[Begin EXTRACTED INFORMATION]

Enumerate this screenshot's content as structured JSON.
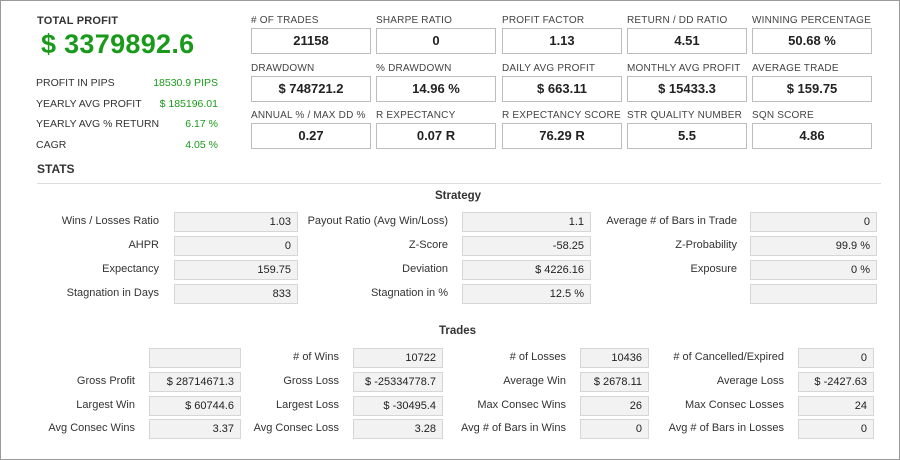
{
  "total_profit": {
    "label": "TOTAL PROFIT",
    "value": "$ 3379892.6"
  },
  "summary": [
    {
      "label": "PROFIT IN PIPS",
      "value": "18530.9 PIPS"
    },
    {
      "label": "YEARLY AVG PROFIT",
      "value": "$ 185196.01"
    },
    {
      "label": "YEARLY AVG % RETURN",
      "value": "6.17 %"
    },
    {
      "label": "CAGR",
      "value": "4.05 %"
    }
  ],
  "metrics": [
    {
      "label": "# OF TRADES",
      "value": "21158"
    },
    {
      "label": "SHARPE RATIO",
      "value": "0"
    },
    {
      "label": "PROFIT FACTOR",
      "value": "1.13"
    },
    {
      "label": "RETURN / DD RATIO",
      "value": "4.51"
    },
    {
      "label": "WINNING PERCENTAGE",
      "value": "50.68 %"
    },
    {
      "label": "DRAWDOWN",
      "value": "$ 748721.2"
    },
    {
      "label": "% DRAWDOWN",
      "value": "14.96 %"
    },
    {
      "label": "DAILY AVG PROFIT",
      "value": "$ 663.11"
    },
    {
      "label": "MONTHLY AVG PROFIT",
      "value": "$ 15433.3"
    },
    {
      "label": "AVERAGE TRADE",
      "value": "$ 159.75"
    },
    {
      "label": "ANNUAL % / MAX DD %",
      "value": "0.27"
    },
    {
      "label": "R EXPECTANCY",
      "value": "0.07 R"
    },
    {
      "label": "R EXPECTANCY SCORE",
      "value": "76.29 R"
    },
    {
      "label": "STR QUALITY NUMBER",
      "value": "5.5"
    },
    {
      "label": "SQN SCORE",
      "value": "4.86"
    }
  ],
  "stats_title": "STATS",
  "strategy": {
    "title": "Strategy",
    "rows": [
      [
        {
          "label": "Wins / Losses Ratio",
          "value": "1.03"
        },
        {
          "label": "Payout Ratio (Avg Win/Loss)",
          "value": "1.1"
        },
        {
          "label": "Average # of Bars in Trade",
          "value": "0"
        }
      ],
      [
        {
          "label": "AHPR",
          "value": "0"
        },
        {
          "label": "Z-Score",
          "value": "-58.25"
        },
        {
          "label": "Z-Probability",
          "value": "99.9 %"
        }
      ],
      [
        {
          "label": "Expectancy",
          "value": "159.75"
        },
        {
          "label": "Deviation",
          "value": "$ 4226.16"
        },
        {
          "label": "Exposure",
          "value": "0 %"
        }
      ],
      [
        {
          "label": "Stagnation in Days",
          "value": "833"
        },
        {
          "label": "Stagnation in %",
          "value": "12.5 %"
        },
        {
          "label": "",
          "value": ""
        }
      ]
    ]
  },
  "trades": {
    "title": "Trades",
    "rows": [
      [
        {
          "label": "",
          "value": ""
        },
        {
          "label": "# of Wins",
          "value": "10722"
        },
        {
          "label": "# of Losses",
          "value": "10436"
        },
        {
          "label": "# of Cancelled/Expired",
          "value": "0"
        }
      ],
      [
        {
          "label": "Gross Profit",
          "value": "$ 28714671.3"
        },
        {
          "label": "Gross Loss",
          "value": "$ -25334778.7"
        },
        {
          "label": "Average Win",
          "value": "$ 2678.11"
        },
        {
          "label": "Average Loss",
          "value": "$ -2427.63"
        }
      ],
      [
        {
          "label": "Largest Win",
          "value": "$ 60744.6"
        },
        {
          "label": "Largest Loss",
          "value": "$ -30495.4"
        },
        {
          "label": "Max Consec Wins",
          "value": "26"
        },
        {
          "label": "Max Consec Losses",
          "value": "24"
        }
      ],
      [
        {
          "label": "Avg Consec Wins",
          "value": "3.37"
        },
        {
          "label": "Avg Consec Loss",
          "value": "3.28"
        },
        {
          "label": "Avg # of Bars in Wins",
          "value": "0"
        },
        {
          "label": "Avg # of Bars in Losses",
          "value": "0"
        }
      ]
    ]
  },
  "colors": {
    "profit_green": "#1a9a1a"
  }
}
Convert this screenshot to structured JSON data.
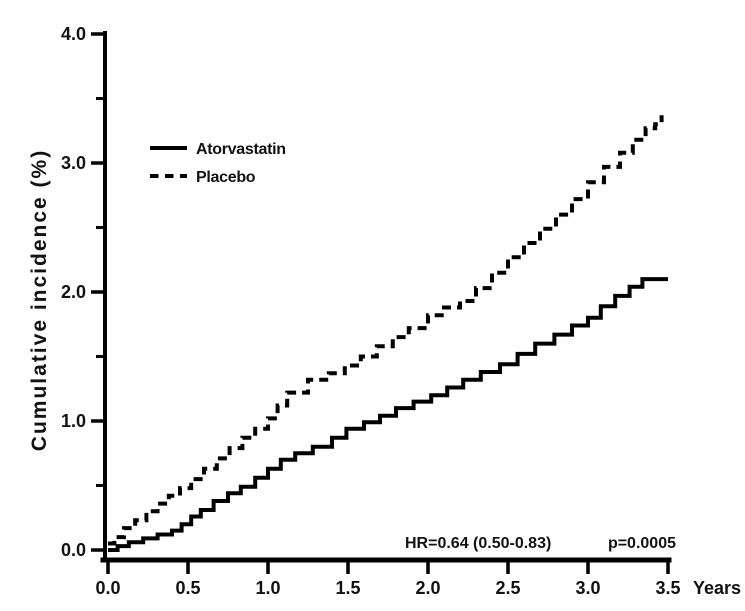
{
  "figure": {
    "background": "#ffffff",
    "ink_color": "#000000"
  },
  "chart_data": {
    "type": "line",
    "subtype": "step-cumulative-incidence",
    "title": "",
    "xlabel": "Years",
    "ylabel": "Cumulative incidence (%)",
    "xlim": [
      0,
      3.5
    ],
    "ylim": [
      0,
      4.0
    ],
    "grid": false,
    "x_ticks": [
      0.0,
      0.5,
      1.0,
      1.5,
      2.0,
      2.5,
      3.0,
      3.5
    ],
    "x_tick_labels": [
      "0.0",
      "0.5",
      "1.0",
      "1.5",
      "2.0",
      "2.5",
      "3.0",
      "3.5"
    ],
    "y_ticks": [
      0.0,
      1.0,
      2.0,
      3.0,
      4.0
    ],
    "y_tick_labels": [
      "0.0",
      "1.0",
      "2.0",
      "3.0",
      "4.0"
    ],
    "y_minor_ticks": [
      0.5,
      1.5,
      2.5,
      3.5
    ],
    "legend_position": "upper-left-inside",
    "annotation": {
      "hr_text": "HR=0.64 (0.50-0.83)",
      "p_text": "p=0.0005"
    },
    "series": [
      {
        "name": "Atorvastatin",
        "style": "solid",
        "color": "#000000",
        "x": [
          0.0,
          0.06,
          0.13,
          0.22,
          0.31,
          0.4,
          0.46,
          0.52,
          0.58,
          0.66,
          0.75,
          0.83,
          0.92,
          1.0,
          1.08,
          1.17,
          1.28,
          1.4,
          1.49,
          1.6,
          1.7,
          1.8,
          1.91,
          2.02,
          2.12,
          2.22,
          2.33,
          2.45,
          2.56,
          2.67,
          2.79,
          2.9,
          3.0,
          3.08,
          3.17,
          3.26,
          3.34,
          3.5
        ],
        "y": [
          0.0,
          0.03,
          0.06,
          0.09,
          0.12,
          0.15,
          0.2,
          0.26,
          0.31,
          0.38,
          0.44,
          0.49,
          0.56,
          0.63,
          0.7,
          0.75,
          0.8,
          0.87,
          0.94,
          0.99,
          1.04,
          1.1,
          1.15,
          1.2,
          1.26,
          1.32,
          1.38,
          1.44,
          1.52,
          1.6,
          1.67,
          1.74,
          1.8,
          1.89,
          1.97,
          2.04,
          2.1,
          2.1
        ]
      },
      {
        "name": "Placebo",
        "style": "dashed",
        "color": "#000000",
        "x": [
          0.0,
          0.04,
          0.1,
          0.17,
          0.24,
          0.31,
          0.38,
          0.45,
          0.52,
          0.6,
          0.68,
          0.76,
          0.84,
          0.92,
          1.0,
          1.06,
          1.12,
          1.25,
          1.38,
          1.48,
          1.58,
          1.68,
          1.78,
          1.88,
          2.0,
          2.1,
          2.2,
          2.3,
          2.4,
          2.5,
          2.6,
          2.7,
          2.8,
          2.9,
          3.0,
          3.1,
          3.2,
          3.28,
          3.36,
          3.42,
          3.46
        ],
        "y": [
          0.05,
          0.1,
          0.17,
          0.23,
          0.3,
          0.36,
          0.42,
          0.48,
          0.55,
          0.63,
          0.71,
          0.79,
          0.87,
          0.94,
          1.02,
          1.12,
          1.22,
          1.32,
          1.37,
          1.43,
          1.5,
          1.58,
          1.65,
          1.72,
          1.82,
          1.88,
          1.93,
          2.03,
          2.15,
          2.27,
          2.38,
          2.49,
          2.6,
          2.72,
          2.85,
          2.97,
          3.08,
          3.18,
          3.27,
          3.3,
          3.37
        ]
      }
    ]
  }
}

[End EXTRACTED INFORMATION]

**THE EXERCISE:** Identify the lines that contain the string "Wins", and copy every one of them.

**ANSWER:**
          "label": "Wins / Losses Ratio",
          "label": "# of Wins",
          "label": "Max Consec Wins",
          "label": "Avg Consec Wins",
          "label": "Avg # of Bars in Wins",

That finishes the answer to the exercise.